_Input rows_

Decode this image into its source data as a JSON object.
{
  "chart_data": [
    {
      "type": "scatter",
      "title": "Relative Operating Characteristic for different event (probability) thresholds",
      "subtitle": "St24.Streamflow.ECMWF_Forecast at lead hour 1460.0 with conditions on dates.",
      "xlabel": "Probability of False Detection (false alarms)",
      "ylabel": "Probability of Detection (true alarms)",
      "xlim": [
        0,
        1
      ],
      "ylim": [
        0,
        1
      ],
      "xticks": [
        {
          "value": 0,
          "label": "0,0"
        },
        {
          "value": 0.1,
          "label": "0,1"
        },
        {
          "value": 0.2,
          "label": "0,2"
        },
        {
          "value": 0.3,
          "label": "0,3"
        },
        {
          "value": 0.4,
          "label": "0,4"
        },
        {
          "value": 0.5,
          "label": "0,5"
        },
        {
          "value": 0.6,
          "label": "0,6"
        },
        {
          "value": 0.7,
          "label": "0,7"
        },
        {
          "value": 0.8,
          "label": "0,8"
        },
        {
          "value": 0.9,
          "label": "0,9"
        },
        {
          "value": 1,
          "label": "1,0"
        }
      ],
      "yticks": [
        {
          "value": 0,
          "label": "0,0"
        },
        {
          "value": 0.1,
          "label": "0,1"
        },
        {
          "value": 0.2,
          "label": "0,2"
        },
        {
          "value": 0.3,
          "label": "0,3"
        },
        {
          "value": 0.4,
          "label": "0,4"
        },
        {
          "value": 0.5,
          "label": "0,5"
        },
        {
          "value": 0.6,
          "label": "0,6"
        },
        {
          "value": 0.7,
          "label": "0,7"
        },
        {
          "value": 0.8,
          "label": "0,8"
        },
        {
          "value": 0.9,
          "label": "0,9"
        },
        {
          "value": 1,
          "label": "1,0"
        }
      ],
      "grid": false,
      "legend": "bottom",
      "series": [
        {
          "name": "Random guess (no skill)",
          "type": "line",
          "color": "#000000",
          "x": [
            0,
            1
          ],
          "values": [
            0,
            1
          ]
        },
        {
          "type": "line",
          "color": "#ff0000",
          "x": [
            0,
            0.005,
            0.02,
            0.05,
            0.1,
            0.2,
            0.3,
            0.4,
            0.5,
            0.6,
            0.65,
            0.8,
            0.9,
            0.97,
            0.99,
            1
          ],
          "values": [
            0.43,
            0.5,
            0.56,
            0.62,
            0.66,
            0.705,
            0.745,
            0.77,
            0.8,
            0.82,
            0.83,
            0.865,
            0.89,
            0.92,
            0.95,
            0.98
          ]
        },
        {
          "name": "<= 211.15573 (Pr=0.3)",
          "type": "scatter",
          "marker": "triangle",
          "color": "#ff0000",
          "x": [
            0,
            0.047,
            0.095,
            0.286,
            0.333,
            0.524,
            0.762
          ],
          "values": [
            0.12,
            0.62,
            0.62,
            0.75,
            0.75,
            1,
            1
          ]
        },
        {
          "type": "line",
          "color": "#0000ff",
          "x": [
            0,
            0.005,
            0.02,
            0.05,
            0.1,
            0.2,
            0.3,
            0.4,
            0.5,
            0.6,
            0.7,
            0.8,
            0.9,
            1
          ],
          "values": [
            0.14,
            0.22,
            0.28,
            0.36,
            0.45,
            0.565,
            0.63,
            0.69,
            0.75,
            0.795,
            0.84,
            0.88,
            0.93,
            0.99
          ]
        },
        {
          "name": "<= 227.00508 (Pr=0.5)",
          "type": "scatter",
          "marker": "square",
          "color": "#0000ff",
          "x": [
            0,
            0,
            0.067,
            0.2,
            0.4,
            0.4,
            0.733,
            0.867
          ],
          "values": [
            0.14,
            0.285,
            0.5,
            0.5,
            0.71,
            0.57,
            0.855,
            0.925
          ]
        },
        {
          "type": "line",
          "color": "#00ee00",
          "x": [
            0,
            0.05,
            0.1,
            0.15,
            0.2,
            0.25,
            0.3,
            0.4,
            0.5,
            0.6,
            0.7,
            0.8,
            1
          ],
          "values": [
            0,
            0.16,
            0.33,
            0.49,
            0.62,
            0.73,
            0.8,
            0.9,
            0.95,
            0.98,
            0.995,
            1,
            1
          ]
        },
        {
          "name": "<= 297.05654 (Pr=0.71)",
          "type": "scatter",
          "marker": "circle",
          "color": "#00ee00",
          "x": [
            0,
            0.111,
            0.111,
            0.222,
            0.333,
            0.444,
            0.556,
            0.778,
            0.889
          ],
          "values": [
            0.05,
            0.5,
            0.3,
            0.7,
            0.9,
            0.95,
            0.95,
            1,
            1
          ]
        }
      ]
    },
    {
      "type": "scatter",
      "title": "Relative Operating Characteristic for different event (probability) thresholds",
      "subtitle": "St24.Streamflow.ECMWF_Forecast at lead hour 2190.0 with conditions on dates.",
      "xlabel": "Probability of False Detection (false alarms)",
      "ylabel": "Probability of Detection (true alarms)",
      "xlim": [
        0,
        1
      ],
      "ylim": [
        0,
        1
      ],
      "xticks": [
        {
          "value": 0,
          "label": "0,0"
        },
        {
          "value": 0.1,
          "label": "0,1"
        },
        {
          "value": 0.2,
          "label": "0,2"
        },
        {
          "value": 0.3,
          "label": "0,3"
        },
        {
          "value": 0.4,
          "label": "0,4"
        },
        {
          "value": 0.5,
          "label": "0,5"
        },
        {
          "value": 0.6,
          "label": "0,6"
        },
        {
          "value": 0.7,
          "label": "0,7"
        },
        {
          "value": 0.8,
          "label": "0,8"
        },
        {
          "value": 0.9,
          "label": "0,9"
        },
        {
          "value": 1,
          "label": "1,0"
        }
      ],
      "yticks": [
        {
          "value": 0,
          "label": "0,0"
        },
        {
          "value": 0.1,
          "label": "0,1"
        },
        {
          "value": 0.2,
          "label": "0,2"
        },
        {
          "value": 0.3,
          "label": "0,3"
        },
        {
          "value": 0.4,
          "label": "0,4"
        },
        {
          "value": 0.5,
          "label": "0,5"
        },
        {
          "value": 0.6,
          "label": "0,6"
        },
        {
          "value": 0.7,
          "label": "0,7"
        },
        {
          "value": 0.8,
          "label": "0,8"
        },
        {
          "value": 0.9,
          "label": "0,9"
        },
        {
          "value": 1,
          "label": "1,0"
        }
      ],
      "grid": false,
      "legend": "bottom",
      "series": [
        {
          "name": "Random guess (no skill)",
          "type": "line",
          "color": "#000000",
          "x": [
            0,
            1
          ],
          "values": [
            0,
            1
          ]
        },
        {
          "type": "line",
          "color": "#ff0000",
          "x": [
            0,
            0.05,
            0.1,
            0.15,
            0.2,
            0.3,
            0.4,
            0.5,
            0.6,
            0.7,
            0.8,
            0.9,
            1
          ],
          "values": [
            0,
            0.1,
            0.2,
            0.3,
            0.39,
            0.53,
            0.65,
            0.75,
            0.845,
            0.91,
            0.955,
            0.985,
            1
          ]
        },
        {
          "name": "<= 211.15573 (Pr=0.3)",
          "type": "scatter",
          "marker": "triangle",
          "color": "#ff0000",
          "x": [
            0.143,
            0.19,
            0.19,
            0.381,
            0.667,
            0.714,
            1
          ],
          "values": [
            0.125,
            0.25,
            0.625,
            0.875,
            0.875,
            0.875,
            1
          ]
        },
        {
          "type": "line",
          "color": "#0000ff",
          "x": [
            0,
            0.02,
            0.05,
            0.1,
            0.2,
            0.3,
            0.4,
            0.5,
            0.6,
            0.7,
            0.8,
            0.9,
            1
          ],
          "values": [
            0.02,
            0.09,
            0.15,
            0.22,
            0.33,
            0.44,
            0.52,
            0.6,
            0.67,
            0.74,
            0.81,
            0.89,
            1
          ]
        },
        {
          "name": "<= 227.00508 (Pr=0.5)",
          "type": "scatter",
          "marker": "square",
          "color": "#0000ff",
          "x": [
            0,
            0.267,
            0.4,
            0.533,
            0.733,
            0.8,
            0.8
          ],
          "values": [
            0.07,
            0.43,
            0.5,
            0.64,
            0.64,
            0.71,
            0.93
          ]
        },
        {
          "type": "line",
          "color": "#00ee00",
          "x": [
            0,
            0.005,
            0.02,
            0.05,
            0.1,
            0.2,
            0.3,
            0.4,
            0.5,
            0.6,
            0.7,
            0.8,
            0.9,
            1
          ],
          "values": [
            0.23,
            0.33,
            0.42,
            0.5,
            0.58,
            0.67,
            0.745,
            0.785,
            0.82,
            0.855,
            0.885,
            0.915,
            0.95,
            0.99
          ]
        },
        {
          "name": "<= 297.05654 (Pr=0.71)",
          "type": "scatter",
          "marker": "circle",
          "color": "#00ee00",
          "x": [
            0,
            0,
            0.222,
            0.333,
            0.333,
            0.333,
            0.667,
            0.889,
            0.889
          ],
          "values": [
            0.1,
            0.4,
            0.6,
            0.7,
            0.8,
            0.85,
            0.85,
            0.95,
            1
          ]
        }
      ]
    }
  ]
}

_What is needed_
Find "with". Copy every line it occurs in.

_Output of the task_
      "subtitle": "St24.Streamflow.ECMWF_Forecast at lead hour 1460.0 with conditions on dates.",
      "subtitle": "St24.Streamflow.ECMWF_Forecast at lead hour 2190.0 with conditions on dates.",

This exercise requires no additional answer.